**Records for the exercise**.

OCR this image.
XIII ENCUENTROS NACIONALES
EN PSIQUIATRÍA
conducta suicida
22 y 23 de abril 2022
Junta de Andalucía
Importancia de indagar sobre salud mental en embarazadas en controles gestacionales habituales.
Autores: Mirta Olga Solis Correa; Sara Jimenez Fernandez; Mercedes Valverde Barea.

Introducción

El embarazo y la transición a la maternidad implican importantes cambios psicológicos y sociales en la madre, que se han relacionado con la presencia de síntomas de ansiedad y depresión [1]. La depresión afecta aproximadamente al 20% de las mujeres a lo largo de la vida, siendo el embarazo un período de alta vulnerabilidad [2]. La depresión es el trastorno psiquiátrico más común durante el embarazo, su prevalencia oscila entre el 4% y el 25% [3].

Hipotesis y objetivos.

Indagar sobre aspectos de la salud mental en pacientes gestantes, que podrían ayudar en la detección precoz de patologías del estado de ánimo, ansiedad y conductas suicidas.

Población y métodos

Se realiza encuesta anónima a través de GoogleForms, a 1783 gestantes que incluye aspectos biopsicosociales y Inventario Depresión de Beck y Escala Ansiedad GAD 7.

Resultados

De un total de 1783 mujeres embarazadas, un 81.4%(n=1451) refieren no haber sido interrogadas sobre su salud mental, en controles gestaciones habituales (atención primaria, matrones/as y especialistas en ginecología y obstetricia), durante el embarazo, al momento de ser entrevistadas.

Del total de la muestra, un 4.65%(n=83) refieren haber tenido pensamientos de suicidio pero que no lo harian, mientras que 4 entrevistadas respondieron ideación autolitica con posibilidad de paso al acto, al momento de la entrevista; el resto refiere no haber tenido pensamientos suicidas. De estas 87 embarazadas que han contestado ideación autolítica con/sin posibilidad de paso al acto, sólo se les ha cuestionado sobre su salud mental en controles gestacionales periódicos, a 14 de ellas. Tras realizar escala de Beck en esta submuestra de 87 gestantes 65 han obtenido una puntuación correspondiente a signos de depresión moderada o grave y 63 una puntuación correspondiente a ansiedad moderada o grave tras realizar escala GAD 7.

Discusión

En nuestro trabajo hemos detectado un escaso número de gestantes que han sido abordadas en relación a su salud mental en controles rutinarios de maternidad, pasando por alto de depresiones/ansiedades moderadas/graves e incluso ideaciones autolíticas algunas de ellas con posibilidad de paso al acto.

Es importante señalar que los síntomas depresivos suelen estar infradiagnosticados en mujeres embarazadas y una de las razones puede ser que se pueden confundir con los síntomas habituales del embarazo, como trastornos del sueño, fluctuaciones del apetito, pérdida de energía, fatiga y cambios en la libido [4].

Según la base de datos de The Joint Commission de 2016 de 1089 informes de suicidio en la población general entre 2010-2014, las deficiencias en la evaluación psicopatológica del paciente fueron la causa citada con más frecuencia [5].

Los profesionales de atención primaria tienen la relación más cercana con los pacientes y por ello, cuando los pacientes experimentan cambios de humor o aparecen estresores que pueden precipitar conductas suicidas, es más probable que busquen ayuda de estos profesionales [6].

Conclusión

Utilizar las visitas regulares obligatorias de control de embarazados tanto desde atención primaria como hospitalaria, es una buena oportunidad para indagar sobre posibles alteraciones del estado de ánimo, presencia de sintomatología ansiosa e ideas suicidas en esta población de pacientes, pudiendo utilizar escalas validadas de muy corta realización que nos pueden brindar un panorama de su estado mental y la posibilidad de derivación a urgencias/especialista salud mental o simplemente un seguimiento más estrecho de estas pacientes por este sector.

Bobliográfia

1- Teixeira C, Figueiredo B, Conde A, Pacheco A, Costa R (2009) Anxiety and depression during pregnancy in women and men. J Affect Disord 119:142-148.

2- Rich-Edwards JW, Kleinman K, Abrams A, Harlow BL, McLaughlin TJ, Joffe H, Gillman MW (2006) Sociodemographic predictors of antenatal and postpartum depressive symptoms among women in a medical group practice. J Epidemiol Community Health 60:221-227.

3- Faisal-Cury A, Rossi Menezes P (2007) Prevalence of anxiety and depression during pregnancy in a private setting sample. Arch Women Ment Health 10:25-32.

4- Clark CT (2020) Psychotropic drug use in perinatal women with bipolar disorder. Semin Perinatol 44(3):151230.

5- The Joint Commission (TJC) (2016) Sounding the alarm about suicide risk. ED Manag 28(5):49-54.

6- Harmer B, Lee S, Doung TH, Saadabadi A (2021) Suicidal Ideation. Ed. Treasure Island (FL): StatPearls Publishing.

**Exercise instructions**. List each line holding the string "Joint".

**The result**.
Según la base de datos de The Joint Commission de 2016 de 1089 informes de suicidio en la población general entre 2010-2014, las deficiencias en la evaluación psicopatológica del paciente fueron la causa citada con más frecuencia [5].
5- The Joint Commission (TJC) (2016) Sounding the alarm about suicide risk. ED Manag 28(5):49-54.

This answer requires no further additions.